Quando
se pretende discutir a complexa e amplamente negligenciada questão dos direitos
universais do bebe prematuro, pano de fundo que qualifica, em ultima análise, a
eficiência ampliada de uma Unidade Neonatal, ou quando se estabelece a
discussão acerca da observância pelas equipes de saúde à inviolabilidade destes
direitos naturais da espécie humana, é necessário antes de qualquer coisa
estabelecer uma compreensão consensual dos conceitos bebe prematuro e prematuridade
da forma como os utilizamos, de modo a permitir sua utilização ótima e sua
aplicação aceitável, evitando a tradução incompleta ou deturpada da informação
que se pretende movimentar.
O
termo prematuridade está associado à duração
do tempo de gestação dos bebes humanos. Embora já se discutam em vários protocolos
a definição exata da duração fisiológica da gestação humana necessária para o
nascimento a termo, a Organização Mundial da Saúde estabelece o marco de 37
semanas como limítrofe entre a prematuridade e a duração da gestação fisiologicamente
aceitável para o nascimento em tempo ótimo.
A
condição prematura, entretanto, abrange uma ampla variação clinica, implicando
em incidência variada de manifestações que vão desde aquelas presentes na
prematuridade extrema àquelas outras que definem a prematuridade limítrofe.
Isto permite afirmar que a prematuridade possui uma plasticidade que empresta a
ela uma imensa gama de significados. Sua expressividade e complexidade são
inversamente proporcionais à duração da gravidez: quanto mais curto o tempo
gestacional, mais ricamente caracterizada é a manifestação clinica da
prematuridade, quanto mais longo esse tempo, menos expressiva ela é.
A
prematuridade relativa a 25 semanas é inteiramente diferente em seu significado
funcional daquela outra relacionada a 36 semanas de gestação. Além de clinica,
essa expressão amplamente diversificada diz respeito às conseqüências
familiares e sociais que são da mesma forma diretamente ligadas à intensidade
dessa prematuridade. É, por isso, um conceito amplo, e não único. Uma palavra
única com significado múltiplo. Muitos conceitos em um único termo. A
prematuridade e sua significação plástica. A prematuridade e a necessidade de
se compreende-la em sua larga abrangência de sentidos. Todos num só. Um só
significando tanto.
Nascer
prematuramente, por sua vez, é um importante acontecimento global. Segundo
dados da Organização Mundial da Saude, no ano de 2005 aproximadamente 10% da
população mundial nasceu antes do tempo adequado. Esse numero corresponde a
alguma coisa em torno de 13 milhões de nascimentos prematuros em todo o planeta
naquele ano. 11 milhões desses nascimentos prematuros ocorreram na África e na
Ásia, sabidamente os continentes mais pobres do mundo (1). Para bebes tão
pequenos são números gigantescamente assustadores. Dados estarrecedores quando
o assunto são bebes tão delicados.
Em
um de seus estudos, a Dra Nathalie Charpak afirma que o mapa da prematuridade
se sobrepõe ao mapa da miséria em nosso planeta (2). Os números da OMS
dramaticamente confirmam isso. Essa simples constatação dimensiona a
importância social do nascimento prematuro e das suas conseqüências para a vida
do planeta.
Uma
realidade que impressiona.

TAREFA 1: Diga se cada afirmação abaixo está de acordo com o texto sobre prematuridade, respondendo sim ou não e citando literalmente o trecho que decide. (a) A Organização Mundial da Saúde fixa 37 semanas como limite entre a prematuridade e a gestação fisiologicamente aceitável. (b) Quanto mais longa a gestação, mais expressiva é a manifestação clínica da prematuridade. (c) A maior parte dos nascimentos prematuros de 2005 ocorreu na Europa.
TAREFA 2: De acordo com o texto sobre prematuridade, o que a Dra Nathalie Charpak afirma em um de seus estudos?
TAREFA 3: Por favor, escreva a continuação do texto sobre prematuridade a partir de sua última frase.

DADOS EM ANÁLISE:
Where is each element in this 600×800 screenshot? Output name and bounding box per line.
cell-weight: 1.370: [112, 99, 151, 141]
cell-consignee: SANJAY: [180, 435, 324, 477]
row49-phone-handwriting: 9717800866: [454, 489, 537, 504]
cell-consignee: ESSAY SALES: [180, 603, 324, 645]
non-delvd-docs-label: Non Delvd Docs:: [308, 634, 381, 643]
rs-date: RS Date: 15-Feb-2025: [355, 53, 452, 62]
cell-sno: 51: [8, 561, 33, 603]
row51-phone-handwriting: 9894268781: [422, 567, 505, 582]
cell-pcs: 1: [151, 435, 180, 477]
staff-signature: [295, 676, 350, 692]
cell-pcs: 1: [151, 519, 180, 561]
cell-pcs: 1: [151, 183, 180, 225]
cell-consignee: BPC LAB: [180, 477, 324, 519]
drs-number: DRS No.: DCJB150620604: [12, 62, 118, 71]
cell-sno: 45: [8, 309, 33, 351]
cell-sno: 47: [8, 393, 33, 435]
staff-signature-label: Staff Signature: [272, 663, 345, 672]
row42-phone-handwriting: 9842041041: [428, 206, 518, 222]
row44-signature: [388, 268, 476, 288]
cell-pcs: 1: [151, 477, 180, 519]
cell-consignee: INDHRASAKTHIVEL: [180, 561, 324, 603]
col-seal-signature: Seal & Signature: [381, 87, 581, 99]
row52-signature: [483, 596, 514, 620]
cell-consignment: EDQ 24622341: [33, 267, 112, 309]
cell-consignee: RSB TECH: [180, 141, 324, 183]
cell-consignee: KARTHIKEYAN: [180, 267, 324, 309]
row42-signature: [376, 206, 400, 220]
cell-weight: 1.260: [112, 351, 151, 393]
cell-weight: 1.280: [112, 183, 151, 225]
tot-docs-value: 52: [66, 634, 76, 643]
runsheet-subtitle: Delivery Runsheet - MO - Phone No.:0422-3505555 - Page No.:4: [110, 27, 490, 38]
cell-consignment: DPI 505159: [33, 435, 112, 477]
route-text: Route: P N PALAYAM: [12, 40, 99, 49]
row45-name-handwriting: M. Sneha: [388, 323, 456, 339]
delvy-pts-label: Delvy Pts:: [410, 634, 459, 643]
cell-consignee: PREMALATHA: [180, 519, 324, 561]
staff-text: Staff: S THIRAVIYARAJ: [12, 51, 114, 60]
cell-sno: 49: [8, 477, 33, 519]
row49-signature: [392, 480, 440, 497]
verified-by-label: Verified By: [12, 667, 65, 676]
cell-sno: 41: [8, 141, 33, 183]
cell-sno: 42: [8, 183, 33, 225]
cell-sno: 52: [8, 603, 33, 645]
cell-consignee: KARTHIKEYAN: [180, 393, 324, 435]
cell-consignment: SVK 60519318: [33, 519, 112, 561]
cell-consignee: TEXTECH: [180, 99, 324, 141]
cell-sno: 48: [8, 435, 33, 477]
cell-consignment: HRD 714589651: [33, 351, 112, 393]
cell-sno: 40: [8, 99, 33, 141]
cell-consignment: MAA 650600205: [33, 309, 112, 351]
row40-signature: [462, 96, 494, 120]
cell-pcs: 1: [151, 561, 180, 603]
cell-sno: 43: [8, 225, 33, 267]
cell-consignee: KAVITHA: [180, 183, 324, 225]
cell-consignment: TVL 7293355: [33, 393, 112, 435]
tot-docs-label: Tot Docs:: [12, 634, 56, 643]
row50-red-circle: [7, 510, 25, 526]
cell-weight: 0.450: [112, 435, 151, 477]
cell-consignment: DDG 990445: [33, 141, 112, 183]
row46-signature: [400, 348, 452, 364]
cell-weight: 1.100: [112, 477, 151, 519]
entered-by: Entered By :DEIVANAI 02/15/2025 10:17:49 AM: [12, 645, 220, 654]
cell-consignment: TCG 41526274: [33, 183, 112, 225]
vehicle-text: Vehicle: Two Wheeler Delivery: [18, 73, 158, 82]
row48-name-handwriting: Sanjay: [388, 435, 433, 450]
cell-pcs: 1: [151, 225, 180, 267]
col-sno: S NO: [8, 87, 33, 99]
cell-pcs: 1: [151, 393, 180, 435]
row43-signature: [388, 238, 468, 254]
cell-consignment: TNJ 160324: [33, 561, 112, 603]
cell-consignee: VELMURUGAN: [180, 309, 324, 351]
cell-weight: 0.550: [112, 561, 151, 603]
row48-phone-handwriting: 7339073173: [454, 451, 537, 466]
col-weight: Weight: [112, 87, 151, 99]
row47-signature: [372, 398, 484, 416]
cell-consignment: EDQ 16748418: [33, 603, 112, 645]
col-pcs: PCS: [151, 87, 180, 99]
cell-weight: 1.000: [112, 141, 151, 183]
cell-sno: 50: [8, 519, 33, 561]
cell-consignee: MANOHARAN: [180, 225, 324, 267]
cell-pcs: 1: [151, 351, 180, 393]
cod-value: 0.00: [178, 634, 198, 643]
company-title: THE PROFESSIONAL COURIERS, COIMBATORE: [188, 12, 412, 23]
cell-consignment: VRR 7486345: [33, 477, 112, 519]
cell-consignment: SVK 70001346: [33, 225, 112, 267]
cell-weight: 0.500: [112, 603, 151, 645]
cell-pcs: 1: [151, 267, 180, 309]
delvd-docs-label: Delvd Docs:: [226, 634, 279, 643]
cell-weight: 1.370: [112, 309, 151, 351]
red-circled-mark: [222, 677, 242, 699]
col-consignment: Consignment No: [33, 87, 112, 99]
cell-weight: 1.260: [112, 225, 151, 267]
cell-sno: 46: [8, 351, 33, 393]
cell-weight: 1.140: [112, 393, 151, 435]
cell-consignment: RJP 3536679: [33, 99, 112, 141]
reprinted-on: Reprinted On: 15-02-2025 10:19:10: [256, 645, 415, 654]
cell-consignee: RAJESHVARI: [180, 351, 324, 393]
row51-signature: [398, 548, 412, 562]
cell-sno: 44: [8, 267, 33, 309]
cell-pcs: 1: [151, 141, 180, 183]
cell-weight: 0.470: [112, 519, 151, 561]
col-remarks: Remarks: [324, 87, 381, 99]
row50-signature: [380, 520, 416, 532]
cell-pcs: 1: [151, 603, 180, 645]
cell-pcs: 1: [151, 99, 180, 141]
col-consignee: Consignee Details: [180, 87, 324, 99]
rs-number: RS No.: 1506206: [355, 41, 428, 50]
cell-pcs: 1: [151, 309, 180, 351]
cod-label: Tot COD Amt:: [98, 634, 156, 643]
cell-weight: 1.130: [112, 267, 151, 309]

RESPOSTA 1:
(a) Sim: "a Organização Mundial da Saúde estabelece o marco de 37 semanas como limítrofe entre a prematuridade e a duração da gestação fisiologicamente aceitável para o nascimento em tempo ótimo"
(b) Não: "quanto mais curto o tempo gestacional, mais ricamente caracterizada é a manifestação clinica da prematuridade, quanto mais longo esse tempo, menos expressiva ela é"
(c) Não: "11 milhões desses nascimentos prematuros ocorreram na África e na Ásia"

RESPOSTA 2: Ela afirma que o mapa da prematuridade se sobrepõe ao mapa da miséria em nosso planeta.

RESPOSTA 3:
Como
afirmado anteriormente, o nascimento prematuro além das previsíveis e hoje bem
estabelecidas conseqüências fisiológicas para a historia de vida do bebe, é o
responsável direto por inúmeras intercorrências na vida de sua família e do
ambiente social em sua volta, envolvendo cuidadores, gestores e apoiadores que
formam assim uma imensa rede social em busca de caminhos muitas vezes de
natureza empírica e intuitiva no sentido de tentar devolver naturalidade àquele
nascimento.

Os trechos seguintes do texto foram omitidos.